>>>>>

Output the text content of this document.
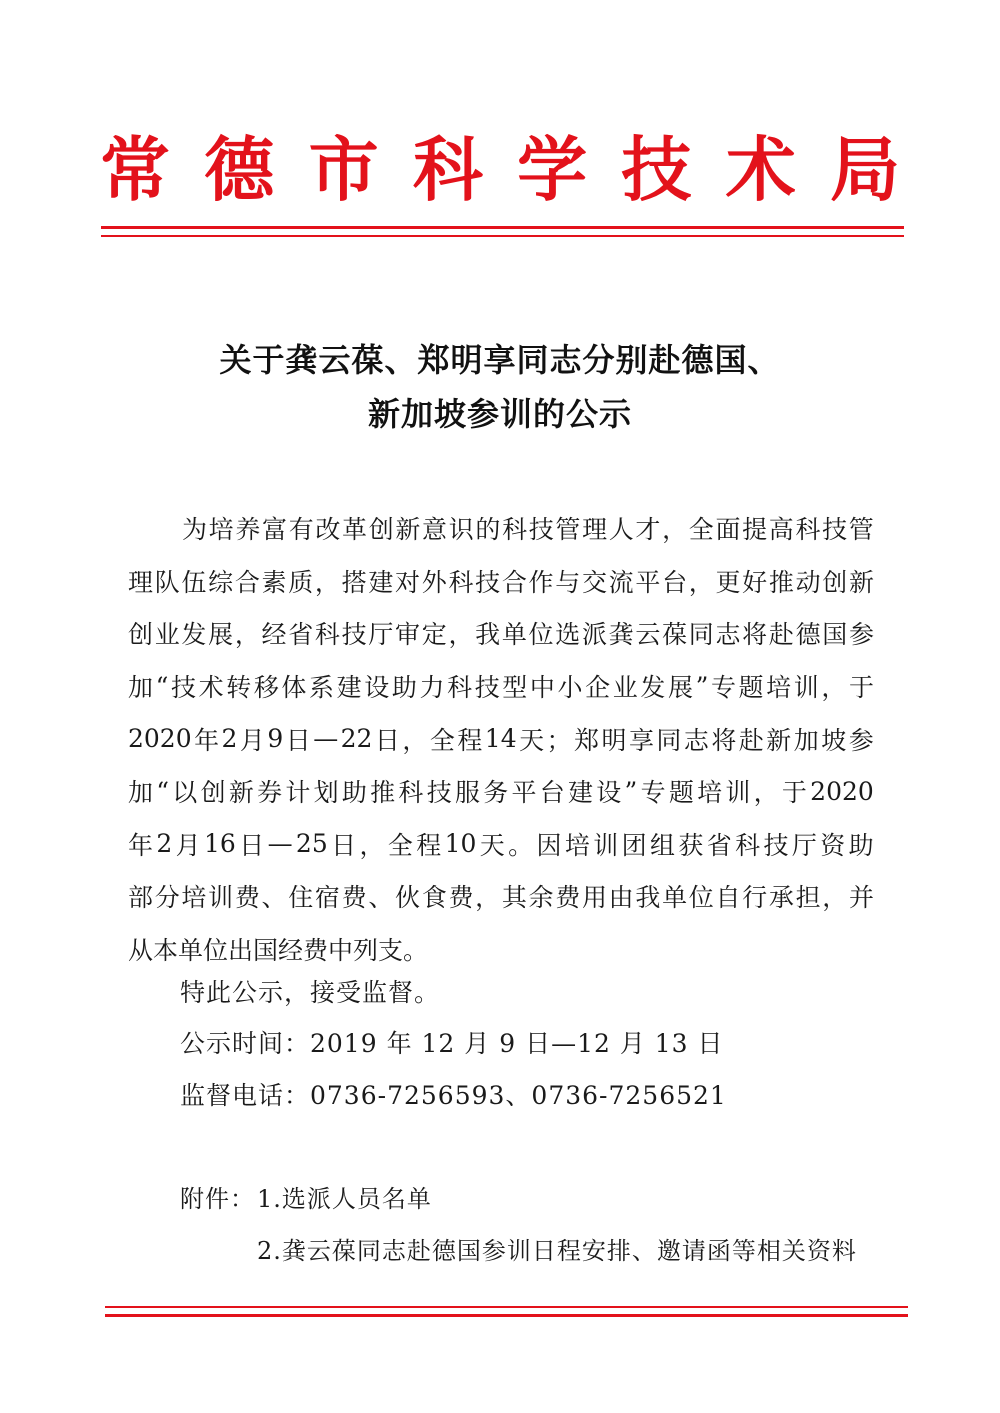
常 德 市 科 学 技 术 局
关于龚云葆、郑明享同志分别赴德国、
新加坡参训的公示
为 培 养 富 有 改 革 创 新 意 识 的 科 技 管 理 人 才 ， 全 面 提 高 科 技 管
理 队 伍 综 合 素 质 ， 搭 建 对 外 科 技 合 作 与 交 流 平 台 ， 更 好 推 动 创 新
创 业 发 展 ， 经 省 科 技 厅 审 定 ， 我 单 位 选 派 龚 云 葆 同 志 将 赴 德 国 参
加 “ 技 术 转 移 体 系 建 设 助 力 科 技 型 中 小 企 业 发 展 ” 专 题 培 训 ， 于
2020 年 2 月 9 日 — 22 日 ， 全 程 14 天 ； 郑 明 享 同 志 将 赴 新 加 坡 参
加 “ 以 创 新 券 计 划 助 推 科 技 服 务 平 台 建 设 ” 专 题 培 训 ， 于 2020
年 2 月 16 日 — 25 日 ， 全 程 10 天 。 因 培 训 团 组 获 省 科 技 厅 资 助
部 分 培 训 费 、 住 宿 费 、 伙 食 费 ， 其 余 费 用 由 我 单 位 自 行 承 担 ， 并
从本单位出国经费中列支。
特此公示，接受监督。
公示时间：2019 年 12 月 9 日—12 月 13 日
监督电话：0736-7256593、0736-7256521
附件： 1.选派人员名单
2.龚云葆同志赴德国参训日程安排、邀请函等相关资料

<<<<<

DO THIS: Repeat the listing in full and exactly. Do not include any images.

THE ANSWER:
Output the text content of this document.
常 德 市 科 学 技 术 局
关于龚云葆、郑明享同志分别赴德国、
新加坡参训的公示
为 培 养 富 有 改 革 创 新 意 识 的 科 技 管 理 人 才 ， 全 面 提 高 科 技 管
理 队 伍 综 合 素 质 ， 搭 建 对 外 科 技 合 作 与 交 流 平 台 ， 更 好 推 动 创 新
创 业 发 展 ， 经 省 科 技 厅 审 定 ， 我 单 位 选 派 龚 云 葆 同 志 将 赴 德 国 参
加 “ 技 术 转 移 体 系 建 设 助 力 科 技 型 中 小 企 业 发 展 ” 专 题 培 训 ， 于
2020 年 2 月 9 日 — 22 日 ， 全 程 14 天 ； 郑 明 享 同 志 将 赴 新 加 坡 参
加 “ 以 创 新 券 计 划 助 推 科 技 服 务 平 台 建 设 ” 专 题 培 训 ， 于 2020
年 2 月 16 日 — 25 日 ， 全 程 10 天 。 因 培 训 团 组 获 省 科 技 厅 资 助
部 分 培 训 费 、 住 宿 费 、 伙 食 费 ， 其 余 费 用 由 我 单 位 自 行 承 担 ， 并
从本单位出国经费中列支。
特此公示，接受监督。
公示时间：2019 年 12 月 9 日—12 月 13 日
监督电话：0736-7256593、0736-7256521
附件： 1.选派人员名单
2.龚云葆同志赴德国参训日程安排、邀请函等相关资料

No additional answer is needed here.